Begin

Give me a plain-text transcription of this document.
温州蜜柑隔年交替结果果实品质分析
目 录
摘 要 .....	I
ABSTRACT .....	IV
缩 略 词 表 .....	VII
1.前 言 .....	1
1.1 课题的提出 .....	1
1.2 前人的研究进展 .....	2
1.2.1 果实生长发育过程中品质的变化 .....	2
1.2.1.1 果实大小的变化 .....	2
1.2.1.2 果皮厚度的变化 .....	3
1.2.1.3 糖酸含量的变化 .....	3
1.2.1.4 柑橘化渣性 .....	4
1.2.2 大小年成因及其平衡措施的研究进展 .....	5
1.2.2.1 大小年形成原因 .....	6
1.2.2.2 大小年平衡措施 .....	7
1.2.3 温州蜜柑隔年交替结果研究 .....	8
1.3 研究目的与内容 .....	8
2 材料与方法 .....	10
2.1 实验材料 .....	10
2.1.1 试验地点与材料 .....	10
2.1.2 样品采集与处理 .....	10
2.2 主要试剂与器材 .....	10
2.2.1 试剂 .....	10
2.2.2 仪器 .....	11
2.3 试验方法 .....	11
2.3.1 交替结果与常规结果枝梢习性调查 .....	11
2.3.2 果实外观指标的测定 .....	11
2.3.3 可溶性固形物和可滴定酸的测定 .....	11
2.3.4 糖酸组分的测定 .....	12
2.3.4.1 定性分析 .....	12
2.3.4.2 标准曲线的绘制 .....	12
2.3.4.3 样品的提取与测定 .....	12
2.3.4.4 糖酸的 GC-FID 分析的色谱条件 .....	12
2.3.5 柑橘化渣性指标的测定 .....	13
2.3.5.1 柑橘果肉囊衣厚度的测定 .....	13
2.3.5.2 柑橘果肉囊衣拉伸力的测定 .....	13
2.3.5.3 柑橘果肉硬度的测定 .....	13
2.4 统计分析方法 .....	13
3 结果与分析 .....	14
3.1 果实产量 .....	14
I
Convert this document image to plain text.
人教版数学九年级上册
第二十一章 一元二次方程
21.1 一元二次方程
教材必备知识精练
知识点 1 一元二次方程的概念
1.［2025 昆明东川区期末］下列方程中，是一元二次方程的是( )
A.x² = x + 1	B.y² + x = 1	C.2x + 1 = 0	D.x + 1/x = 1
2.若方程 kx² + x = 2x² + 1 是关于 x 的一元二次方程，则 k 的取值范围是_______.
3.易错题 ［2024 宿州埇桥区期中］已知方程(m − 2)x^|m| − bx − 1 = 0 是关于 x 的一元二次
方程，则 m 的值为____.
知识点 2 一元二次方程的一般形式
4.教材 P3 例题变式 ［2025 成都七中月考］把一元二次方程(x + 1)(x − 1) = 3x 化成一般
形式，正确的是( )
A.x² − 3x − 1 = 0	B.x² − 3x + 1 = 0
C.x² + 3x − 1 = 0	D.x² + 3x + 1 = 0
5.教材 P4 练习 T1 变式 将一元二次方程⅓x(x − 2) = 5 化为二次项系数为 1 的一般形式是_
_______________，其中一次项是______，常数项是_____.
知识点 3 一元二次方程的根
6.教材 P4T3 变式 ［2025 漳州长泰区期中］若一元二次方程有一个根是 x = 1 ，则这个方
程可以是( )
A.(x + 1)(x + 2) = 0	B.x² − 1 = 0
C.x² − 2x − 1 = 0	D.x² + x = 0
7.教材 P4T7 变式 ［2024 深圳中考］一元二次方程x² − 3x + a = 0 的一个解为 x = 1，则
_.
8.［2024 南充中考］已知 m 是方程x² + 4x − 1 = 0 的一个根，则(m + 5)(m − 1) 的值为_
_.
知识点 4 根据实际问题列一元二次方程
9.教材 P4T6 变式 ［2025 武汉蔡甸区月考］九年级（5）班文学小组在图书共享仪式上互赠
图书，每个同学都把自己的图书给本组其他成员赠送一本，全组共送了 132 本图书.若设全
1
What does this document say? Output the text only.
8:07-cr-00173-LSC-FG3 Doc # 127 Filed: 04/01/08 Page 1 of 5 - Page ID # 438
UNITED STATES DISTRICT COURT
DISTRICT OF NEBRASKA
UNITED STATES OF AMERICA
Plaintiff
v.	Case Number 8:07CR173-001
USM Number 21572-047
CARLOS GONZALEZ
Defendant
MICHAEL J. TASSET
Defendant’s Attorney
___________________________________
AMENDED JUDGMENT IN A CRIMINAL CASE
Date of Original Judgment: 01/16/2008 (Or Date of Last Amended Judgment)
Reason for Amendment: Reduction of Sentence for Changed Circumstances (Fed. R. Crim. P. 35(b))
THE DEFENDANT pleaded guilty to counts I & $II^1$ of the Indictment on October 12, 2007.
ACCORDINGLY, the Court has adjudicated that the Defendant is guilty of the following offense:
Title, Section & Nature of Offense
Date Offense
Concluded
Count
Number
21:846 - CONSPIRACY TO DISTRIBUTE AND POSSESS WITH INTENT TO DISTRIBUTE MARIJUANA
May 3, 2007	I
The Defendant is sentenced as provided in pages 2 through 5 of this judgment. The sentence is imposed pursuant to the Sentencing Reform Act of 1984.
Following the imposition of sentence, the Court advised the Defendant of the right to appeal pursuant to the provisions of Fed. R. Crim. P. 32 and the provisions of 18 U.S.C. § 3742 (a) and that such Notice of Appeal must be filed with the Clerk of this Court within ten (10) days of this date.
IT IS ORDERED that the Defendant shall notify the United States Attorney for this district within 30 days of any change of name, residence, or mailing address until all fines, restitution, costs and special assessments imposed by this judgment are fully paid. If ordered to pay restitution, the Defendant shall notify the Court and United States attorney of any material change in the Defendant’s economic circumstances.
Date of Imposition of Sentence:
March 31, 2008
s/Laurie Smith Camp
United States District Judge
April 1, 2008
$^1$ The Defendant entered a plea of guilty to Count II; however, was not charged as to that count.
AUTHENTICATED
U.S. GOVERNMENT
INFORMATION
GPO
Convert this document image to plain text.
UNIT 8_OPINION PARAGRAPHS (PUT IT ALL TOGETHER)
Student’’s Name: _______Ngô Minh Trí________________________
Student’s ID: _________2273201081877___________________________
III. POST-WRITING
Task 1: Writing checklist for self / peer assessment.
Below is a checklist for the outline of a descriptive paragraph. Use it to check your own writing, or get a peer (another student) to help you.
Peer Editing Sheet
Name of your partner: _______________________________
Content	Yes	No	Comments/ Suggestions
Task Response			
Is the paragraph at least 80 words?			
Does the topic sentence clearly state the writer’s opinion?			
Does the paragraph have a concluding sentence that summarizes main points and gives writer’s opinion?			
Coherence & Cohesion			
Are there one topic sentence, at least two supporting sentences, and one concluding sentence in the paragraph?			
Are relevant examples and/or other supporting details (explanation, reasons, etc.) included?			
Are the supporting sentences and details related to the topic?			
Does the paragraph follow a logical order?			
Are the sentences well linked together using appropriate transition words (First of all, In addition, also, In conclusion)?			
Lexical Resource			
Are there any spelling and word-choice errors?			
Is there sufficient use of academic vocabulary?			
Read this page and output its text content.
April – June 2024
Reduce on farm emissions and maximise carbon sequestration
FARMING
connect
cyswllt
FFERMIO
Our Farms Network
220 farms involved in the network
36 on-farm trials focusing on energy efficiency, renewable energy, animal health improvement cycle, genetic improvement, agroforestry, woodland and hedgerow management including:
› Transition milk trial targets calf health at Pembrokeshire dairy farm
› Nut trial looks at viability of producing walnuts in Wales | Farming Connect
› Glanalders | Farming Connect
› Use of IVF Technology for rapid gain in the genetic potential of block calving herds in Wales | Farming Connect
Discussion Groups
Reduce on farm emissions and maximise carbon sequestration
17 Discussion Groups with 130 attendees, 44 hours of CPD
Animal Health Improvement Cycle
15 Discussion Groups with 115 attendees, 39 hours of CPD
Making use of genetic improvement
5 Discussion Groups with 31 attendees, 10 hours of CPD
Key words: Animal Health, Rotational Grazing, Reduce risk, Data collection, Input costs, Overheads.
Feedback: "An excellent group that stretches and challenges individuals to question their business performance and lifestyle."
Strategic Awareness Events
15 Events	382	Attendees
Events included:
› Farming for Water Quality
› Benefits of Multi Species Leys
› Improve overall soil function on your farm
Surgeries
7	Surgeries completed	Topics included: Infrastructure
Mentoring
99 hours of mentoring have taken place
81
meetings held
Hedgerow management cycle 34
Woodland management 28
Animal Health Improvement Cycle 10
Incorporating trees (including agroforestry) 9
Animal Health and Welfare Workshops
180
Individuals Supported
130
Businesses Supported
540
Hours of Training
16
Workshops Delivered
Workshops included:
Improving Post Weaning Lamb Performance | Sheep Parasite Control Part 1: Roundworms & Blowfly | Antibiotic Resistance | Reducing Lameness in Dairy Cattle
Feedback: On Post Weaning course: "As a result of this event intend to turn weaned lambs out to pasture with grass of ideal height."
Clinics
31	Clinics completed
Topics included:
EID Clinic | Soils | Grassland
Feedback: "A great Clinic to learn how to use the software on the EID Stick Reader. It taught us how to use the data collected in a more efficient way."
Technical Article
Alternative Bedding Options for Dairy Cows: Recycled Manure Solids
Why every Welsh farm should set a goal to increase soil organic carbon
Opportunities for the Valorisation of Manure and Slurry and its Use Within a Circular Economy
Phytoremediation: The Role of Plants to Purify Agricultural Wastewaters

End

- **Short problem**: List all lines above in which the string "Attorney" appears.

- **Response**:
Defendant’s Attorney
IT IS ORDERED that the Defendant shall notify the United States Attorney for this district within 30 days of any change of name, residence, or mailing address until all fines, restitution, costs and special assessments imposed by this judgment are fully paid. If ordered to pay restitution, the Defendant shall notify the Court and United States attorney of any material change in the Defendant’s economic circumstances.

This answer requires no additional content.